◆ **Brano di riferimento**
Diverse volte nella storia delle esplorazioni spaziali è successo che tecnologie sviluppate per le missioni siano poi diventate un prodotto di massa sulla Terra.

Un esempio perfetto è il fotovoltaico che in una forma molto simile a quella attuale – il primo pannello solare rudimentale è stato inventato nel 1883 – è apparso per la prima volta nel 1958, per fornire energia al satellite Nasa Vanguard 1. È in questo contesto che Solaris, un nuovo progetto dell’Agenzia spaziale europea (Esa), sta facendo sperare in un futuro di energia rinnovabile, infinita, proveniente dallo Spazio: prevede di inviare sulla Terra l’energia prodotta da pannelli solari in orbita attraverso microonde, un esempio perfetto del sacro graal che tutti gli scienziati stanno cercando da decenni per decarbonizzare la produzione di energia, in un momento di instabilità politica e di segnali sempre più chiari dei cambiamenti climatici dovuti all’attività umana.

L’ACCORDO

 Il progetto prevede di studiare la fattibilità di questa tecnologia e ha visto la firma di un accordo tra Enel e Thales Alenia Space, joint venture tra la francese Thales Group e l’italiana Leonardo. Enel è una delle prime utility a livello globale a investire nel settore e ha messo a disposizione sia il team di ricerca sul fotovoltaico di Catania, un’eccellenza internazionale, sia i centri Enel che si occupano di batterie a Roma e a Catania. L’idea è quella di entrare anche nella space economy che già oggi attira, oltre alle agenzie spaziali di tutto il mondo, anche diversi privati tra cui SpaceX di Elon Musk e Blue Origin di Jeff Bezos.

Nei prossimi anni infatti si prevede non solo di iniziare i primi viaggi turistici in orbita, ma anche l’estrazione di materie prime dalla Luna, installando una base permanente sul satellite attraverso la missione Nasa Artemis. A dire il vero il nome Solaris sembra un omaggio all’omonimo romanzo sci-fi di Stanisław Lem e, allo stesso tempo, la possibilità di trasmettere energia solare dallo spazio è stata pensata per la prima volta proprio dalla fantascienza: in Essere razionale (The Reason) pubblicato da Isaac Asimov nel 1941 si racconta di una stazione spaziale che trasmette energia sulla Terra attraverso le microonde.

(Annotazioni dei riquadri di delimitazione)
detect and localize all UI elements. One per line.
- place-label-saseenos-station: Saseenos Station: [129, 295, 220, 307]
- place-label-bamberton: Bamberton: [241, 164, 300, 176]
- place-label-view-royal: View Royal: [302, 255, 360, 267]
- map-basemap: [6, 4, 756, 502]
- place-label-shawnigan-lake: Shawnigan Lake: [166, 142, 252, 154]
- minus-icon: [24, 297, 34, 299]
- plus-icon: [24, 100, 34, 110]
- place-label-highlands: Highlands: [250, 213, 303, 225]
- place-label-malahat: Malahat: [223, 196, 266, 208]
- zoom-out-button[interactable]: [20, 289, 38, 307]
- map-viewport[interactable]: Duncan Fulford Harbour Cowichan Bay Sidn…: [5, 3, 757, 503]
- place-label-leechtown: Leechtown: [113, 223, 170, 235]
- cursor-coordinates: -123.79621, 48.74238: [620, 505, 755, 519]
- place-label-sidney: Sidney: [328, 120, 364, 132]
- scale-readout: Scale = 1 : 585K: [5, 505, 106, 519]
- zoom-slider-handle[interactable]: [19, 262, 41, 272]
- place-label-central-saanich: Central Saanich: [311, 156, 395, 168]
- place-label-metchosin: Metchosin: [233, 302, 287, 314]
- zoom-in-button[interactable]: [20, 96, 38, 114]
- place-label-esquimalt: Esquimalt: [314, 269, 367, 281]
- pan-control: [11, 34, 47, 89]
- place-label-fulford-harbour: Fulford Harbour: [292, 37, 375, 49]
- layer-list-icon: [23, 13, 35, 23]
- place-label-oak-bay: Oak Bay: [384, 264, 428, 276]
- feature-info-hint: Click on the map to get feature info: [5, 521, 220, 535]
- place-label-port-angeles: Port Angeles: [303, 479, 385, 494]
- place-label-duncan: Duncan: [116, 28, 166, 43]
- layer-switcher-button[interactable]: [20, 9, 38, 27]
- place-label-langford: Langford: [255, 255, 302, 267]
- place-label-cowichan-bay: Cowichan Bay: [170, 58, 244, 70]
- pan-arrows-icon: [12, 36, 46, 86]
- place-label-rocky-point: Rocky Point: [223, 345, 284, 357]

◆ **Compito richiesto**
Elenca, nell'ordine in cui compaiono, tutti gli anni citati nel brano sul progetto Solaris. Per rispondere basati soltanto sul brano.

◆ **Risposta**
1883, 1958, 1941